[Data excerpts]
######
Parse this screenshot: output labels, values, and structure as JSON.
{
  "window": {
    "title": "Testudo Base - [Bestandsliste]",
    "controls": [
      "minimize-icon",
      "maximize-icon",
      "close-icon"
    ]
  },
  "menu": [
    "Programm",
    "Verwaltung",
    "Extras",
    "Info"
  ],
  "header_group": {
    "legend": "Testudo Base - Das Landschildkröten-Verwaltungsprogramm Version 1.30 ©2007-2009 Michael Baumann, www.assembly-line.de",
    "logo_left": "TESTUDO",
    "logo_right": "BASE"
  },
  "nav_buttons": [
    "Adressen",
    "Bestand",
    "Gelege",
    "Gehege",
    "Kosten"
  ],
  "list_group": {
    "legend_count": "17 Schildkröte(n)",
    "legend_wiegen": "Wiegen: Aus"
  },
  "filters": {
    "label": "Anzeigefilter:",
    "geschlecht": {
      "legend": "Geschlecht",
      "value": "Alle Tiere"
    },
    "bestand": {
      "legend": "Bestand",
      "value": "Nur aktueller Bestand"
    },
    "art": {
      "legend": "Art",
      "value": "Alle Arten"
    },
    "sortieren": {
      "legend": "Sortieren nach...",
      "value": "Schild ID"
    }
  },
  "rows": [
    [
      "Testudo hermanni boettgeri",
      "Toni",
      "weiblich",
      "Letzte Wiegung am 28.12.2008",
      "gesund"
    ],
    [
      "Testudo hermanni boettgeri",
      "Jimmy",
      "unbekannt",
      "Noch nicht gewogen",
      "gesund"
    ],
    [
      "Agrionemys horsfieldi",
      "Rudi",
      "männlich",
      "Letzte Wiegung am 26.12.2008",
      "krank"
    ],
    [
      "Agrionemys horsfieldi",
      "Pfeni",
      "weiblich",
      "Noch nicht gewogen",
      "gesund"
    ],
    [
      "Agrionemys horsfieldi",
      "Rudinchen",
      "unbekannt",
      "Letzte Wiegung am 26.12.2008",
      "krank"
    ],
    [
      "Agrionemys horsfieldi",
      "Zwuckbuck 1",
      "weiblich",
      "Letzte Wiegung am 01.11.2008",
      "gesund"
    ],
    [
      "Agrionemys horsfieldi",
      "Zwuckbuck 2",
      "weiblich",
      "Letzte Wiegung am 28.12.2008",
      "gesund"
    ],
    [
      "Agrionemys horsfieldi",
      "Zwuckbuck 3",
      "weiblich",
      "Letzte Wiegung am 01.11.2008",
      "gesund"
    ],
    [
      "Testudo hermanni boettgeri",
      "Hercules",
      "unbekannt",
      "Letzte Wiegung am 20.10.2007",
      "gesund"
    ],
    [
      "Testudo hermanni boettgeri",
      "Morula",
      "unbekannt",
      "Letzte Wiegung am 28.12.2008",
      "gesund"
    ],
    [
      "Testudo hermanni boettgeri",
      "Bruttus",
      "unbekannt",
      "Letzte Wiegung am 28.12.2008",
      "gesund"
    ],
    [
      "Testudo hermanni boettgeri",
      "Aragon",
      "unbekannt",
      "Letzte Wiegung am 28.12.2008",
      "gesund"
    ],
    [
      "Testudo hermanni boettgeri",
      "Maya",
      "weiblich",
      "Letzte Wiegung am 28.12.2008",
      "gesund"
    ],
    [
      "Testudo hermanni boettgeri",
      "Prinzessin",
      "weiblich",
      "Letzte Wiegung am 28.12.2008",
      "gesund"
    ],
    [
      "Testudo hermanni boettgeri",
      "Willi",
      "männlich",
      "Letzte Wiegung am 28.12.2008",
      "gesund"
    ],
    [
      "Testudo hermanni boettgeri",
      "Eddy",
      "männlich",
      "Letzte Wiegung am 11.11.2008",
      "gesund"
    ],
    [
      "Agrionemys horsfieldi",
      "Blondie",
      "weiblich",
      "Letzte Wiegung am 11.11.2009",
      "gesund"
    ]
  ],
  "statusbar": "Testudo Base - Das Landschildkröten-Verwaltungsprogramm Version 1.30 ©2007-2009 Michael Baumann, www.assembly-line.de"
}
######
### Exercise:
Restate the data above exactly, keeping each word as it stands.

### Task answer:
Parse this screenshot: output labels, values, and structure as JSON.
{
  "window": {
    "title": "Testudo Base - [Bestandsliste]",
    "controls": [
      "minimize-icon",
      "maximize-icon",
      "close-icon"
    ]
  },
  "menu": [
    "Programm",
    "Verwaltung",
    "Extras",
    "Info"
  ],
  "header_group": {
    "legend": "Testudo Base - Das Landschildkröten-Verwaltungsprogramm Version 1.30 ©2007-2009 Michael Baumann, www.assembly-line.de",
    "logo_left": "TESTUDO",
    "logo_right": "BASE"
  },
  "nav_buttons": [
    "Adressen",
    "Bestand",
    "Gelege",
    "Gehege",
    "Kosten"
  ],
  "list_group": {
    "legend_count": "17 Schildkröte(n)",
    "legend_wiegen": "Wiegen: Aus"
  },
  "filters": {
    "label": "Anzeigefilter:",
    "geschlecht": {
      "legend": "Geschlecht",
      "value": "Alle Tiere"
    },
    "bestand": {
      "legend": "Bestand",
      "value": "Nur aktueller Bestand"
    },
    "art": {
      "legend": "Art",
      "value": "Alle Arten"
    },
    "sortieren": {
      "legend": "Sortieren nach...",
      "value": "Schild ID"
    }
  },
  "rows": [
    [
      "Testudo hermanni boettgeri",
      "Toni",
      "weiblich",
      "Letzte Wiegung am 28.12.2008",
      "gesund"
    ],
    [
      "Testudo hermanni boettgeri",
      "Jimmy",
      "unbekannt",
      "Noch nicht gewogen",
      "gesund"
    ],
    [
      "Agrionemys horsfieldi",
      "Rudi",
      "männlich",
      "Letzte Wiegung am 26.12.2008",
      "krank"
    ],
    [
      "Agrionemys horsfieldi",
      "Pfeni",
      "weiblich",
      "Noch nicht gewogen",
      "gesund"
    ],
    [
      "Agrionemys horsfieldi",
      "Rudinchen",
      "unbekannt",
      "Letzte Wiegung am 26.12.2008",
      "krank"
    ],
    [
      "Agrionemys horsfieldi",
      "Zwuckbuck 1",
      "weiblich",
      "Letzte Wiegung am 01.11.2008",
      "gesund"
    ],
    [
      "Agrionemys horsfieldi",
      "Zwuckbuck 2",
      "weiblich",
      "Letzte Wiegung am 28.12.2008",
      "gesund"
    ],
    [
      "Agrionemys horsfieldi",
      "Zwuckbuck 3",
      "weiblich",
      "Letzte Wiegung am 01.11.2008",
      "gesund"
    ],
    [
      "Testudo hermanni boettgeri",
      "Hercules",
      "unbekannt",
      "Letzte Wiegung am 20.10.2007",
      "gesund"
    ],
    [
      "Testudo hermanni boettgeri",
      "Morula",
      "unbekannt",
      "Letzte Wiegung am 28.12.2008",
      "gesund"
    ],
    [
      "Testudo hermanni boettgeri",
      "Bruttus",
      "unbekannt",
      "Letzte Wiegung am 28.12.2008",
      "gesund"
    ],
    [
      "Testudo hermanni boettgeri",
      "Aragon",
      "unbekannt",
      "Letzte Wiegung am 28.12.2008",
      "gesund"
    ],
    [
      "Testudo hermanni boettgeri",
      "Maya",
      "weiblich",
      "Letzte Wiegung am 28.12.2008",
      "gesund"
    ],
    [
      "Testudo hermanni boettgeri",
      "Prinzessin",
      "weiblich",
      "Letzte Wiegung am 28.12.2008",
      "gesund"
    ],
    [
      "Testudo hermanni boettgeri",
      "Willi",
      "männlich",
      "Letzte Wiegung am 28.12.2008",
      "gesund"
    ],
    [
      "Testudo hermanni boettgeri",
      "Eddy",
      "männlich",
      "Letzte Wiegung am 11.11.2008",
      "gesund"
    ],
    [
      "Agrionemys horsfieldi",
      "Blondie",
      "weiblich",
      "Letzte Wiegung am 11.11.2009",
      "gesund"
    ]
  ],
  "statusbar": "Testudo Base - Das Landschildkröten-Verwaltungsprogramm Version 1.30 ©2007-2009 Michael Baumann, www.assembly-line.de"
}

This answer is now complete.